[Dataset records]
— begin —

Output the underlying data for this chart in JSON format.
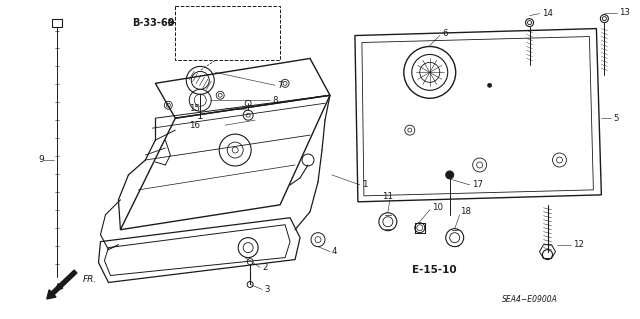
{
  "bg_color": "#ffffff",
  "line_color": "#1a1a1a",
  "fig_width": 6.4,
  "fig_height": 3.19,
  "dpi": 100,
  "diagram_code": "SEA4−E0900A",
  "ref_b": "B-33-60",
  "ref_e": "E-15-10",
  "arrow_fr_label": "FR."
}
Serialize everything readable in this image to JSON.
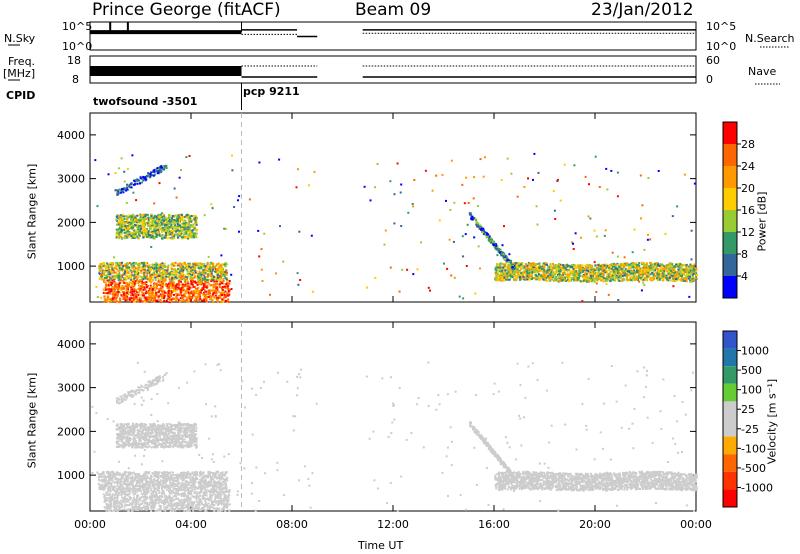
{
  "header": {
    "station": "Prince George (fitACF)",
    "beam": "Beam 09",
    "date": "23/Jan/2012"
  },
  "left_labels": {
    "nsky": "N.Sky",
    "freq_line1": "Freq.",
    "freq_line2": "[MHz]",
    "cpid": "CPID"
  },
  "right_labels": {
    "nsearch": "N.Search",
    "nave": "Nave"
  },
  "cpid_labels": [
    "twofsound -3501",
    "pcp 9211"
  ],
  "chart_data": [
    {
      "type": "line",
      "name": "noise",
      "y_ticks_left": [
        "10^5",
        "10^0"
      ],
      "y_ticks_right": [
        "10^5",
        "10^0"
      ],
      "series": [
        {
          "id": "nsky",
          "segments": [
            [
              0.0,
              6.0,
              3.2
            ],
            [
              6.0,
              8.2,
              3.6
            ],
            [
              8.2,
              9.0,
              2.4
            ],
            [
              10.8,
              24.0,
              3.6
            ]
          ]
        },
        {
          "id": "nsearch",
          "segments": [
            [
              6.0,
              8.2,
              2.8
            ],
            [
              10.8,
              24.0,
              3.0
            ]
          ]
        }
      ]
    },
    {
      "type": "line",
      "name": "frequency-nave",
      "y_ticks_left": [
        "18",
        "8"
      ],
      "y_ticks_right": [
        "60",
        "0"
      ],
      "series": [
        {
          "id": "freq",
          "segments": [
            [
              0.0,
              6.0,
              13.0
            ],
            [
              6.0,
              9.0,
              10.0
            ],
            [
              10.8,
              24.0,
              10.0
            ]
          ]
        },
        {
          "id": "nave",
          "segments": [
            [
              6.0,
              9.0,
              35.0
            ],
            [
              10.8,
              24.0,
              35.0
            ]
          ]
        }
      ]
    },
    {
      "type": "heatmap",
      "name": "power",
      "xlim": [
        0,
        24
      ],
      "ylim": [
        180,
        4500
      ],
      "y_ticks": [
        "4000",
        "3000",
        "2000",
        "1000"
      ],
      "ylabel": "Slant Range [km]",
      "colorbar_label": "Power [dB]",
      "colorbar_ticks": [
        "28",
        "24",
        "20",
        "16",
        "12",
        "8",
        "4"
      ],
      "colorbar_colors": [
        "#ff0000",
        "#ff6600",
        "#ff9900",
        "#ffcc00",
        "#99cc33",
        "#339966",
        "#336699",
        "#0000ff"
      ],
      "regions": [
        {
          "t0": 0.5,
          "t1": 5.5,
          "r0": 200,
          "r1": 700,
          "level": 0.9
        },
        {
          "t0": 0.3,
          "t1": 5.4,
          "r0": 700,
          "r1": 1100,
          "level": 0.6
        },
        {
          "t0": 1.0,
          "t1": 4.2,
          "r0": 1650,
          "r1": 2200,
          "level": 0.45
        },
        {
          "t0": 16.0,
          "t1": 24.0,
          "r0": 650,
          "r1": 1100,
          "level": 0.55
        }
      ]
    },
    {
      "type": "heatmap",
      "name": "velocity",
      "xlim": [
        0,
        24
      ],
      "ylim": [
        180,
        4500
      ],
      "y_ticks": [
        "4000",
        "3000",
        "2000",
        "1000"
      ],
      "ylabel": "Slant Range [km]",
      "colorbar_label": "Velocity [m s⁻¹]",
      "colorbar_ticks": [
        "1000",
        "500",
        "100",
        "25",
        "-25",
        "-100",
        "-500",
        "-1000"
      ],
      "colorbar_colors": [
        "#3355cc",
        "#2277aa",
        "#339966",
        "#66cc33",
        "#cccccc",
        "#cccccc",
        "#ffaa00",
        "#ff6600",
        "#ff3300",
        "#ff0000"
      ],
      "x_ticks": [
        "00:00",
        "04:00",
        "08:00",
        "12:00",
        "16:00",
        "20:00",
        "00:00"
      ],
      "xlabel": "Time UT"
    }
  ]
}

— end —

* Written problem *
Reproduce the entries above without change, omitting all pictures.

* Exercise answer *
Output the underlying data for this chart in JSON format.
{
  "bg_color": "#ffffff",
  "line_color": "#1a1a1a",
  "fig_width": 6.4,
  "fig_height": 3.19,
  "dpi": 100,
  "diagram_code": "SEA4−E0900A",
  "ref_b": "B-33-60",
  "ref_e": "E-15-10",
  "arrow_fr_label": "FR."
}
Serialize everything readable in this image to JSON.
{
  "header": {
    "station": "Prince George (fitACF)",
    "beam": "Beam 09",
    "date": "23/Jan/2012"
  },
  "left_labels": {
    "nsky": "N.Sky",
    "freq_line1": "Freq.",
    "freq_line2": "[MHz]",
    "cpid": "CPID"
  },
  "right_labels": {
    "nsearch": "N.Search",
    "nave": "Nave"
  },
  "cpid_labels": [
    "twofsound -3501",
    "pcp 9211"
  ],
  "chart_data": [
    {
      "type": "line",
      "name": "noise",
      "y_ticks_left": [
        "10^5",
        "10^0"
      ],
      "y_ticks_right": [
        "10^5",
        "10^0"
      ],
      "series": [
        {
          "id": "nsky",
          "segments": [
            [
              0.0,
              6.0,
              3.2
            ],
            [
              6.0,
              8.2,
              3.6
            ],
            [
              8.2,
              9.0,
              2.4
            ],
            [
              10.8,
              24.0,
              3.6
            ]
          ]
        },
        {
          "id": "nsearch",
          "segments": [
            [
              6.0,
              8.2,
              2.8
            ],
            [
              10.8,
              24.0,
              3.0
            ]
          ]
        }
      ]
    },
    {
      "type": "line",
      "name": "frequency-nave",
      "y_ticks_left": [
        "18",
        "8"
      ],
      "y_ticks_right": [
        "60",
        "0"
      ],
      "series": [
        {
          "id": "freq",
          "segments": [
            [
              0.0,
              6.0,
              13.0
            ],
            [
              6.0,
              9.0,
              10.0
            ],
            [
              10.8,
              24.0,
              10.0
            ]
          ]
        },
        {
          "id": "nave",
          "segments": [
            [
              6.0,
              9.0,
              35.0
            ],
            [
              10.8,
              24.0,
              35.0
            ]
          ]
        }
      ]
    },
    {
      "type": "heatmap",
      "name": "power",
      "xlim": [
        0,
        24
      ],
      "ylim": [
        180,
        4500
      ],
      "y_ticks": [
        "4000",
        "3000",
        "2000",
        "1000"
      ],
      "ylabel": "Slant Range [km]",
      "colorbar_label": "Power [dB]",
      "colorbar_ticks": [
        "28",
        "24",
        "20",
        "16",
        "12",
        "8",
        "4"
      ],
      "colorbar_colors": [
        "#ff0000",
        "#ff6600",
        "#ff9900",
        "#ffcc00",
        "#99cc33",
        "#339966",
        "#336699",
        "#0000ff"
      ],
      "regions": [
        {
          "t0": 0.5,
          "t1": 5.5,
          "r0": 200,
          "r1": 700,
          "level": 0.9
        },
        {
          "t0": 0.3,
          "t1": 5.4,
          "r0": 700,
          "r1": 1100,
          "level": 0.6
        },
        {
          "t0": 1.0,
          "t1": 4.2,
          "r0": 1650,
          "r1": 2200,
          "level": 0.45
        },
        {
          "t0": 16.0,
          "t1": 24.0,
          "r0": 650,
          "r1": 1100,
          "level": 0.55
        }
      ]
    },
    {
      "type": "heatmap",
      "name": "velocity",
      "xlim": [
        0,
        24
      ],
      "ylim": [
        180,
        4500
      ],
      "y_ticks": [
        "4000",
        "3000",
        "2000",
        "1000"
      ],
      "ylabel": "Slant Range [km]",
      "colorbar_label": "Velocity [m s⁻¹]",
      "colorbar_ticks": [
        "1000",
        "500",
        "100",
        "25",
        "-25",
        "-100",
        "-500",
        "-1000"
      ],
      "colorbar_colors": [
        "#3355cc",
        "#2277aa",
        "#339966",
        "#66cc33",
        "#cccccc",
        "#cccccc",
        "#ffaa00",
        "#ff6600",
        "#ff3300",
        "#ff0000"
      ],
      "x_ticks": [
        "00:00",
        "04:00",
        "08:00",
        "12:00",
        "16:00",
        "20:00",
        "00:00"
      ],
      "xlabel": "Time UT"
    }
  ]
}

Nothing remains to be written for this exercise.